◆ EXERCISE INSTRUCTIONS: Repeat the entire listing exactly.

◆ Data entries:
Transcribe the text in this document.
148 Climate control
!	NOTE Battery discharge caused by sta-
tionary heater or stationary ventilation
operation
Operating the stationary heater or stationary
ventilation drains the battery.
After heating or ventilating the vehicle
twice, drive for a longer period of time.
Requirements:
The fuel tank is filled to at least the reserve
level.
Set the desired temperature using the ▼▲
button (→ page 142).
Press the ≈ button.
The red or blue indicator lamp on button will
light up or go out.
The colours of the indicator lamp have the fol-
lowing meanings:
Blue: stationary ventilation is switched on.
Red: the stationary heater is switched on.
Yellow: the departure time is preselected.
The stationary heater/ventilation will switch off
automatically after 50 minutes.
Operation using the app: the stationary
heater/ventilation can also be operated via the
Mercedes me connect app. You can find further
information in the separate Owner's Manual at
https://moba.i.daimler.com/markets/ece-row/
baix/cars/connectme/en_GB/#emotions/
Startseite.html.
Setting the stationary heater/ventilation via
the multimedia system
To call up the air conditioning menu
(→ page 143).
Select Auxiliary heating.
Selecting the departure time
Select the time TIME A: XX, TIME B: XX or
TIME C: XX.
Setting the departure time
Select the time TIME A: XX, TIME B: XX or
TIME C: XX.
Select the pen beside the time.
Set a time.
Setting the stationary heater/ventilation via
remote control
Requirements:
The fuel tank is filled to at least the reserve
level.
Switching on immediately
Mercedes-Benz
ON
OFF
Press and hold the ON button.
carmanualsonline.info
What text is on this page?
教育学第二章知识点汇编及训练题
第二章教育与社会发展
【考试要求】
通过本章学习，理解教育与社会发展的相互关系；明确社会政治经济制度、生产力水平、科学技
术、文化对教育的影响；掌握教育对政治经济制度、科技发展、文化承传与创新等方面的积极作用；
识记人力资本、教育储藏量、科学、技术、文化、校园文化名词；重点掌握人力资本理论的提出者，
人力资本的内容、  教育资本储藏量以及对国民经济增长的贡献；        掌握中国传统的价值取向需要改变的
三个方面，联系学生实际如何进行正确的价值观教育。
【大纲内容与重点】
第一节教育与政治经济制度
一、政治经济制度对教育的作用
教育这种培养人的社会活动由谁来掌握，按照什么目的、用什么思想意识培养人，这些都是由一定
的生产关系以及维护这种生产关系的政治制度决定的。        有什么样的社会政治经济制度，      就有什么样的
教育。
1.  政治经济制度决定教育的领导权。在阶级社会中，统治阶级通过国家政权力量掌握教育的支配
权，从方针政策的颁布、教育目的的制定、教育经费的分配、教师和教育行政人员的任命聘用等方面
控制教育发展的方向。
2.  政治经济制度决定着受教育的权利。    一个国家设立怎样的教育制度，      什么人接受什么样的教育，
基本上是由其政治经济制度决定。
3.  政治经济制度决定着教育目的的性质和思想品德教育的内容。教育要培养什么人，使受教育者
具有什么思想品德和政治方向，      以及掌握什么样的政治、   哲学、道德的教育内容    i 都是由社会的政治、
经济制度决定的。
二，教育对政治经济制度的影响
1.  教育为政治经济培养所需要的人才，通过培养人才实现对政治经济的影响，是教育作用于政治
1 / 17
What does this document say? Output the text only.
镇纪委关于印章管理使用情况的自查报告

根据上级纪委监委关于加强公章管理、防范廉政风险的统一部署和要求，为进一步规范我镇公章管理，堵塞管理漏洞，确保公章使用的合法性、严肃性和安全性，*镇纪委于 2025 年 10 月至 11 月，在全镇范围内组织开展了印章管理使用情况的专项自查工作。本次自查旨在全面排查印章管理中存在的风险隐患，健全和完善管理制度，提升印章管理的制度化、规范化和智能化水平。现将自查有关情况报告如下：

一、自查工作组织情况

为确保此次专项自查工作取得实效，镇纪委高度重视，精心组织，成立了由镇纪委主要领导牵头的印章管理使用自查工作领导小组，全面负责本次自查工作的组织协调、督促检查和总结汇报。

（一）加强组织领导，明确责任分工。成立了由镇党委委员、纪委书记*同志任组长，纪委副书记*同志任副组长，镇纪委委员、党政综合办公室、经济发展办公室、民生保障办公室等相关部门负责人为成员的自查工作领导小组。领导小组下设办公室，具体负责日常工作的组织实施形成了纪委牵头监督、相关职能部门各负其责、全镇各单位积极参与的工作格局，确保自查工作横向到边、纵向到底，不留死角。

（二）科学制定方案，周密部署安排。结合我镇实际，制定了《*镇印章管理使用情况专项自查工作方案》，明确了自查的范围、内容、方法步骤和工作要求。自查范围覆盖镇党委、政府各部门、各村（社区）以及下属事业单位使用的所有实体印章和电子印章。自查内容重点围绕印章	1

◆ WORKED ANSWER:
Transcribe the text in this document.
148 Climate control
!	NOTE Battery discharge caused by sta-
tionary heater or stationary ventilation
operation
Operating the stationary heater or stationary
ventilation drains the battery.
After heating or ventilating the vehicle
twice, drive for a longer period of time.
Requirements:
The fuel tank is filled to at least the reserve
level.
Set the desired temperature using the ▼▲
button (→ page 142).
Press the ≈ button.
The red or blue indicator lamp on button will
light up or go out.
The colours of the indicator lamp have the fol-
lowing meanings:
Blue: stationary ventilation is switched on.
Red: the stationary heater is switched on.
Yellow: the departure time is preselected.
The stationary heater/ventilation will switch off
automatically after 50 minutes.
Operation using the app: the stationary
heater/ventilation can also be operated via the
Mercedes me connect app. You can find further
information in the separate Owner's Manual at
https://moba.i.daimler.com/markets/ece-row/
baix/cars/connectme/en_GB/#emotions/
Startseite.html.
Setting the stationary heater/ventilation via
the multimedia system
To call up the air conditioning menu
(→ page 143).
Select Auxiliary heating.
Selecting the departure time
Select the time TIME A: XX, TIME B: XX or
TIME C: XX.
Setting the departure time
Select the time TIME A: XX, TIME B: XX or
TIME C: XX.
Select the pen beside the time.
Set a time.
Setting the stationary heater/ventilation via
remote control
Requirements:
The fuel tank is filled to at least the reserve
level.
Switching on immediately
Mercedes-Benz
ON
OFF
Press and hold the ON button.
carmanualsonline.info
What text is on this page?
教育学第二章知识点汇编及训练题
第二章教育与社会发展
【考试要求】
通过本章学习，理解教育与社会发展的相互关系；明确社会政治经济制度、生产力水平、科学技
术、文化对教育的影响；掌握教育对政治经济制度、科技发展、文化承传与创新等方面的积极作用；
识记人力资本、教育储藏量、科学、技术、文化、校园文化名词；重点掌握人力资本理论的提出者，
人力资本的内容、  教育资本储藏量以及对国民经济增长的贡献；        掌握中国传统的价值取向需要改变的
三个方面，联系学生实际如何进行正确的价值观教育。
【大纲内容与重点】
第一节教育与政治经济制度
一、政治经济制度对教育的作用
教育这种培养人的社会活动由谁来掌握，按照什么目的、用什么思想意识培养人，这些都是由一定
的生产关系以及维护这种生产关系的政治制度决定的。        有什么样的社会政治经济制度，      就有什么样的
教育。
1.  政治经济制度决定教育的领导权。在阶级社会中，统治阶级通过国家政权力量掌握教育的支配
权，从方针政策的颁布、教育目的的制定、教育经费的分配、教师和教育行政人员的任命聘用等方面
控制教育发展的方向。
2.  政治经济制度决定着受教育的权利。    一个国家设立怎样的教育制度，      什么人接受什么样的教育，
基本上是由其政治经济制度决定。
3.  政治经济制度决定着教育目的的性质和思想品德教育的内容。教育要培养什么人，使受教育者
具有什么思想品德和政治方向，      以及掌握什么样的政治、   哲学、道德的教育内容    i 都是由社会的政治、
经济制度决定的。
二，教育对政治经济制度的影响
1.  教育为政治经济培养所需要的人才，通过培养人才实现对政治经济的影响，是教育作用于政治
1 / 17
What does this document say? Output the text only.
镇纪委关于印章管理使用情况的自查报告

根据上级纪委监委关于加强公章管理、防范廉政风险的统一部署和要求，为进一步规范我镇公章管理，堵塞管理漏洞，确保公章使用的合法性、严肃性和安全性，*镇纪委于 2025 年 10 月至 11 月，在全镇范围内组织开展了印章管理使用情况的专项自查工作。本次自查旨在全面排查印章管理中存在的风险隐患，健全和完善管理制度，提升印章管理的制度化、规范化和智能化水平。现将自查有关情况报告如下：

一、自查工作组织情况

为确保此次专项自查工作取得实效，镇纪委高度重视，精心组织，成立了由镇纪委主要领导牵头的印章管理使用自查工作领导小组，全面负责本次自查工作的组织协调、督促检查和总结汇报。

（一）加强组织领导，明确责任分工。成立了由镇党委委员、纪委书记*同志任组长，纪委副书记*同志任副组长，镇纪委委员、党政综合办公室、经济发展办公室、民生保障办公室等相关部门负责人为成员的自查工作领导小组。领导小组下设办公室，具体负责日常工作的组织实施形成了纪委牵头监督、相关职能部门各负其责、全镇各单位积极参与的工作格局，确保自查工作横向到边、纵向到底，不留死角。

（二）科学制定方案，周密部署安排。结合我镇实际，制定了《*镇印章管理使用情况专项自查工作方案》，明确了自查的范围、内容、方法步骤和工作要求。自查范围覆盖镇党委、政府各部门、各村（社区）以及下属事业单位使用的所有实体印章和电子印章。自查内容重点围绕印章	1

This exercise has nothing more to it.